##### Provided data #####

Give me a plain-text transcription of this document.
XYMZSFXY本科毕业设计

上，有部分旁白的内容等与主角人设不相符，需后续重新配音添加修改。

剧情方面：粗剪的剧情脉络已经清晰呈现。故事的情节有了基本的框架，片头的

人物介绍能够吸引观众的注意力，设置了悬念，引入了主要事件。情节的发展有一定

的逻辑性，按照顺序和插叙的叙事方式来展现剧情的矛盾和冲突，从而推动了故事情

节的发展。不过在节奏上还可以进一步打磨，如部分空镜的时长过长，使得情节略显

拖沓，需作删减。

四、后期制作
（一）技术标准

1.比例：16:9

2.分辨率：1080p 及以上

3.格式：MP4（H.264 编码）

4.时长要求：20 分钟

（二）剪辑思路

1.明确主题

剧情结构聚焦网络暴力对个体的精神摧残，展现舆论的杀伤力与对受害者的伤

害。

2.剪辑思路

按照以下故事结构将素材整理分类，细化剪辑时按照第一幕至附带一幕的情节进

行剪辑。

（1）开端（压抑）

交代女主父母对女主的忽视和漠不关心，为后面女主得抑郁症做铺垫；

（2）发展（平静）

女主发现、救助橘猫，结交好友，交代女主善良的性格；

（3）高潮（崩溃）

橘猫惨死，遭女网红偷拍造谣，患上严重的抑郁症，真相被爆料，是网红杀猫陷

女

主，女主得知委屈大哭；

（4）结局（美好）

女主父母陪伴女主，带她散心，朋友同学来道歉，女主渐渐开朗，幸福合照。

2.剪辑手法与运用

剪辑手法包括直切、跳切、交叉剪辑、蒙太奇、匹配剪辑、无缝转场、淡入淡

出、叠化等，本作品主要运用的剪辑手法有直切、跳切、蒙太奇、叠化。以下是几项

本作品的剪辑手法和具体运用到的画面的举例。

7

#####

*Exercise task:* Reproduce the full listing word for word.

*Written answer:*
Give me a plain-text transcription of this document.
XYMZSFXY本科毕业设计

上，有部分旁白的内容等与主角人设不相符，需后续重新配音添加修改。

剧情方面：粗剪的剧情脉络已经清晰呈现。故事的情节有了基本的框架，片头的

人物介绍能够吸引观众的注意力，设置了悬念，引入了主要事件。情节的发展有一定

的逻辑性，按照顺序和插叙的叙事方式来展现剧情的矛盾和冲突，从而推动了故事情

节的发展。不过在节奏上还可以进一步打磨，如部分空镜的时长过长，使得情节略显

拖沓，需作删减。

四、后期制作
（一）技术标准

1.比例：16:9

2.分辨率：1080p 及以上

3.格式：MP4（H.264 编码）

4.时长要求：20 分钟

（二）剪辑思路

1.明确主题

剧情结构聚焦网络暴力对个体的精神摧残，展现舆论的杀伤力与对受害者的伤

害。

2.剪辑思路

按照以下故事结构将素材整理分类，细化剪辑时按照第一幕至附带一幕的情节进

行剪辑。

（1）开端（压抑）

交代女主父母对女主的忽视和漠不关心，为后面女主得抑郁症做铺垫；

（2）发展（平静）

女主发现、救助橘猫，结交好友，交代女主善良的性格；

（3）高潮（崩溃）

橘猫惨死，遭女网红偷拍造谣，患上严重的抑郁症，真相被爆料，是网红杀猫陷

女

主，女主得知委屈大哭；

（4）结局（美好）

女主父母陪伴女主，带她散心，朋友同学来道歉，女主渐渐开朗，幸福合照。

2.剪辑手法与运用

剪辑手法包括直切、跳切、交叉剪辑、蒙太奇、匹配剪辑、无缝转场、淡入淡

出、叠化等，本作品主要运用的剪辑手法有直切、跳切、蒙太奇、叠化。以下是几项

本作品的剪辑手法和具体运用到的画面的举例。

7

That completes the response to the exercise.